Exercise:
Using the material below, copy every line where "VALERIE" appears.
## BEGIN
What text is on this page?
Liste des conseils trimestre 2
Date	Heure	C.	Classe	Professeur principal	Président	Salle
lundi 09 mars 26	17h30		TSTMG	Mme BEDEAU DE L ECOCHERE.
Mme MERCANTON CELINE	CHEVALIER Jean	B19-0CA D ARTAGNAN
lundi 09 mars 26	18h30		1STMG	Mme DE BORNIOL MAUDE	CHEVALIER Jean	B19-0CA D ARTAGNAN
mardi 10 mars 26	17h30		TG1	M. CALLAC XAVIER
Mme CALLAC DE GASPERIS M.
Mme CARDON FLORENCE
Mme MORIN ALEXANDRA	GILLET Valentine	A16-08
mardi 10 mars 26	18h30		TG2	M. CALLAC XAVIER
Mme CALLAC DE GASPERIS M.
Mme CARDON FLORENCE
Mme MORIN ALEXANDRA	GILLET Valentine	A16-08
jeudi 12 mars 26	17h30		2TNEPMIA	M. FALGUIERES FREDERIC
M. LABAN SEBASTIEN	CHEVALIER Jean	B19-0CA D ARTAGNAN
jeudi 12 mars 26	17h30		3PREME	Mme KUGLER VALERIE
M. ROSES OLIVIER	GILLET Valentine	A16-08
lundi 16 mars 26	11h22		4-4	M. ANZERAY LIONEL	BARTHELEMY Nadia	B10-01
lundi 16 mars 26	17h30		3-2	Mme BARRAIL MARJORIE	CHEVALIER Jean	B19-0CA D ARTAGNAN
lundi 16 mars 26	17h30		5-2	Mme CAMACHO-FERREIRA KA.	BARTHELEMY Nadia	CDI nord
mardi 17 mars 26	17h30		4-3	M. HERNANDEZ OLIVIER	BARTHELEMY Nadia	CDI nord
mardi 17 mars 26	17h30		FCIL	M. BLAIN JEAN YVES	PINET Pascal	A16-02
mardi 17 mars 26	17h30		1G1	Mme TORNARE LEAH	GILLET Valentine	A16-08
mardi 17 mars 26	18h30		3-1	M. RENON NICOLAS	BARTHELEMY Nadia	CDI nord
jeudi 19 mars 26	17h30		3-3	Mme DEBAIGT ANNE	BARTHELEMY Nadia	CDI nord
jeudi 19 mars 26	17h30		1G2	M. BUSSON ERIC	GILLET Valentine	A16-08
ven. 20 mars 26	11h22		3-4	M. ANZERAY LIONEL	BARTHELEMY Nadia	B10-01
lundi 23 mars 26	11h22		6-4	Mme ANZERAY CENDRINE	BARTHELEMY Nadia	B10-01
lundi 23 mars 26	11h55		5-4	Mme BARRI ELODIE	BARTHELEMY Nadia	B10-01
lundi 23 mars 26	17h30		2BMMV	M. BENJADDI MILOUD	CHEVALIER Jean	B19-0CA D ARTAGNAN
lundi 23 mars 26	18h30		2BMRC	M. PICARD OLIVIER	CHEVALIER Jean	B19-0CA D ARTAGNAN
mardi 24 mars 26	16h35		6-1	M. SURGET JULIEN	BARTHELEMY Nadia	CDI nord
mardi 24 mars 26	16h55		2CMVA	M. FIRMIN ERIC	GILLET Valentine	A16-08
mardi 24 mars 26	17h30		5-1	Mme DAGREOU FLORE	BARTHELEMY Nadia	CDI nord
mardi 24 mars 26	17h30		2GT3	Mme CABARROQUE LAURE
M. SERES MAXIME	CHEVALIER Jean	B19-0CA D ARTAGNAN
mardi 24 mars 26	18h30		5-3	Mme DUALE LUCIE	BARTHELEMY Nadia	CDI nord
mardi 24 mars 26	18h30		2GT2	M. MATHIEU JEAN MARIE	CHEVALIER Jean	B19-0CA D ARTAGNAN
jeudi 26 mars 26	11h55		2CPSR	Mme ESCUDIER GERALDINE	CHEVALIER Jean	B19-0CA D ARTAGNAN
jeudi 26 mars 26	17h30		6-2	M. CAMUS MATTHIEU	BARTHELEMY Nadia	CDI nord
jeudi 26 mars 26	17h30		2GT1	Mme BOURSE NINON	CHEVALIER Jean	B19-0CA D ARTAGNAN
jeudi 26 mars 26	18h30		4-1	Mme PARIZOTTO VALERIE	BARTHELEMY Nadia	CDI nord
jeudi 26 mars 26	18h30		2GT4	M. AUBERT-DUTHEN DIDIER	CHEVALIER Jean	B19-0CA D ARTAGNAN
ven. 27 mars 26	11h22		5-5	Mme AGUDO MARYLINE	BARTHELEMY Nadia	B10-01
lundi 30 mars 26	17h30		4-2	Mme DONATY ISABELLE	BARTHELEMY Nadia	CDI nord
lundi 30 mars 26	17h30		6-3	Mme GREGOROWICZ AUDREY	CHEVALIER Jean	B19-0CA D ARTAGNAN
## END
Correct output:
jeudi 12 mars 26	17h30		3PREME	Mme KUGLER VALERIE
jeudi 26 mars 26	18h30		4-1	Mme PARIZOTTO VALERIE	BARTHELEMY Nadia	CDI nord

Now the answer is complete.